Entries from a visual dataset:
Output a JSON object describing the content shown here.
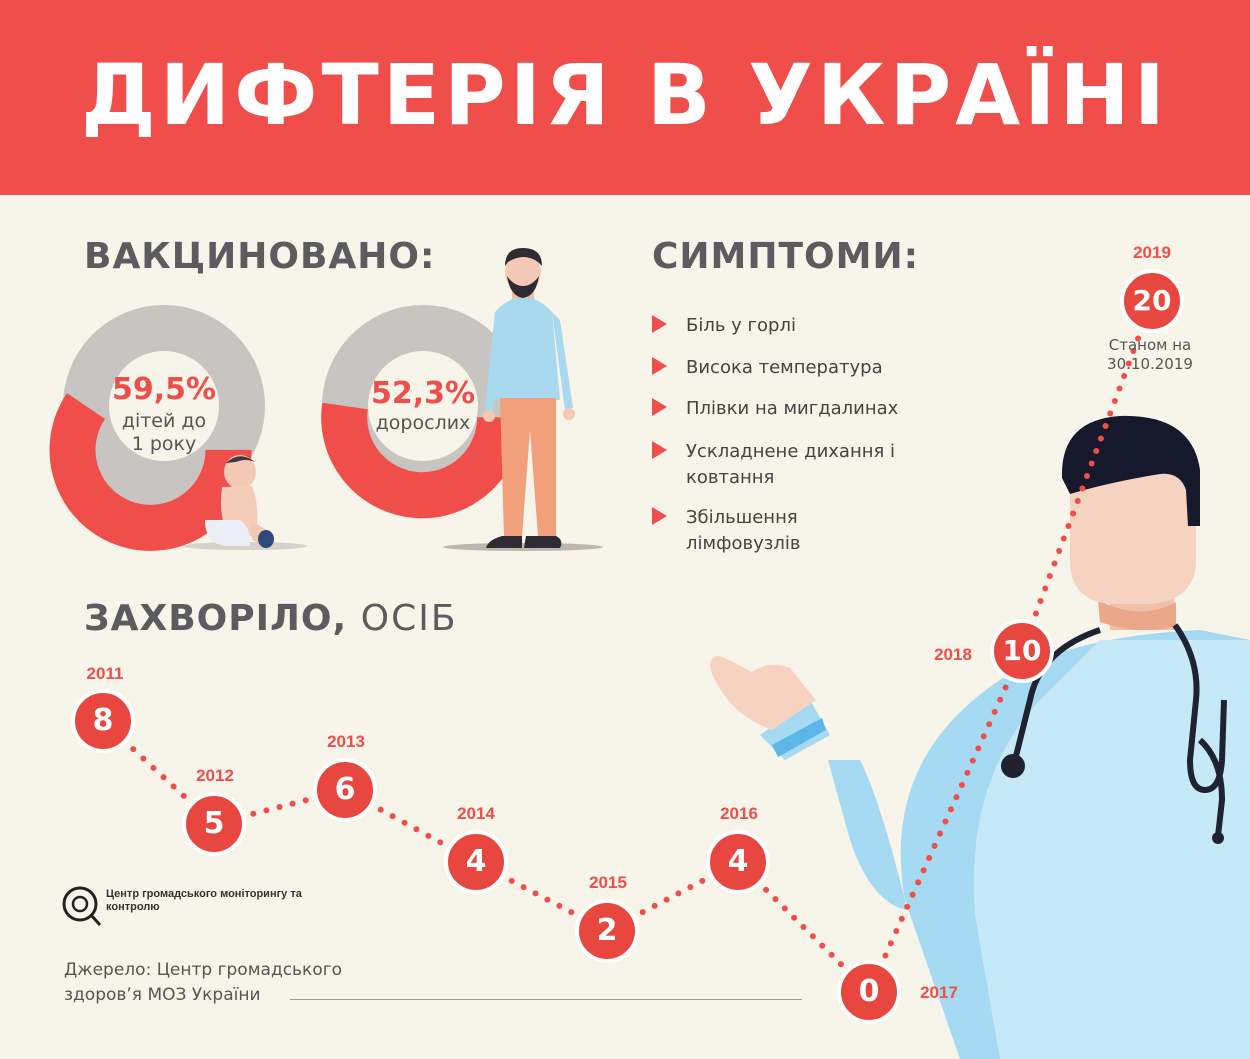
{
  "title": "ДИФТЕРІЯ В УКРАЇНІ",
  "vaccinated": {
    "heading": "ВАКЦИНОВАНО:",
    "children": {
      "percent": "59,5%",
      "value": 59.5,
      "label": "дітей до 1 року"
    },
    "adults": {
      "percent": "52,3%",
      "value": 52.3,
      "label": "дорослих"
    }
  },
  "symptoms": {
    "heading": "СИМПТОМИ:",
    "items": [
      "Біль у горлі",
      "Висока температура",
      "Плівки на мигдалинах",
      "Ускладнене дихання і ковтання",
      "Збільшення лімфовузлів"
    ]
  },
  "cases": {
    "heading_bold": "ЗАХВОРІЛО,",
    "heading_light": "ОСІБ",
    "points": [
      {
        "year": "2011",
        "value": "8"
      },
      {
        "year": "2012",
        "value": "5"
      },
      {
        "year": "2013",
        "value": "6"
      },
      {
        "year": "2014",
        "value": "4"
      },
      {
        "year": "2015",
        "value": "2"
      },
      {
        "year": "2016",
        "value": "4"
      },
      {
        "year": "2017",
        "value": "0"
      },
      {
        "year": "2018",
        "value": "10"
      },
      {
        "year": "2019",
        "value": "20"
      }
    ],
    "note_2019": "Станом на 30.10.2019"
  },
  "organization": "Центр громадського моніторингу та контролю",
  "source": "Джерело: Центр громадського здоров’я МОЗ України",
  "colors": {
    "accent": "#ef4e4a",
    "donut_gray": "#c8c4c1",
    "background": "#f7f4ea",
    "heading": "#5b5b60"
  }
}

▸ BRIEF: Skip the pictures and transcribe the rest of the records exactly.

▸ RESPONSE FOR THIS EXERCISE:
Output a JSON object describing the content shown here.
{
  "title": "ДИФТЕРІЯ В УКРАЇНІ",
  "vaccinated": {
    "heading": "ВАКЦИНОВАНО:",
    "children": {
      "percent": "59,5%",
      "value": 59.5,
      "label": "дітей до 1 року"
    },
    "adults": {
      "percent": "52,3%",
      "value": 52.3,
      "label": "дорослих"
    }
  },
  "symptoms": {
    "heading": "СИМПТОМИ:",
    "items": [
      "Біль у горлі",
      "Висока температура",
      "Плівки на мигдалинах",
      "Ускладнене дихання і ковтання",
      "Збільшення лімфовузлів"
    ]
  },
  "cases": {
    "heading_bold": "ЗАХВОРІЛО,",
    "heading_light": "ОСІБ",
    "points": [
      {
        "year": "2011",
        "value": "8"
      },
      {
        "year": "2012",
        "value": "5"
      },
      {
        "year": "2013",
        "value": "6"
      },
      {
        "year": "2014",
        "value": "4"
      },
      {
        "year": "2015",
        "value": "2"
      },
      {
        "year": "2016",
        "value": "4"
      },
      {
        "year": "2017",
        "value": "0"
      },
      {
        "year": "2018",
        "value": "10"
      },
      {
        "year": "2019",
        "value": "20"
      }
    ],
    "note_2019": "Станом на 30.10.2019"
  },
  "organization": "Центр громадського моніторингу та контролю",
  "source": "Джерело: Центр громадського здоров’я МОЗ України",
  "colors": {
    "accent": "#ef4e4a",
    "donut_gray": "#c8c4c1",
    "background": "#f7f4ea",
    "heading": "#5b5b60"
  }
}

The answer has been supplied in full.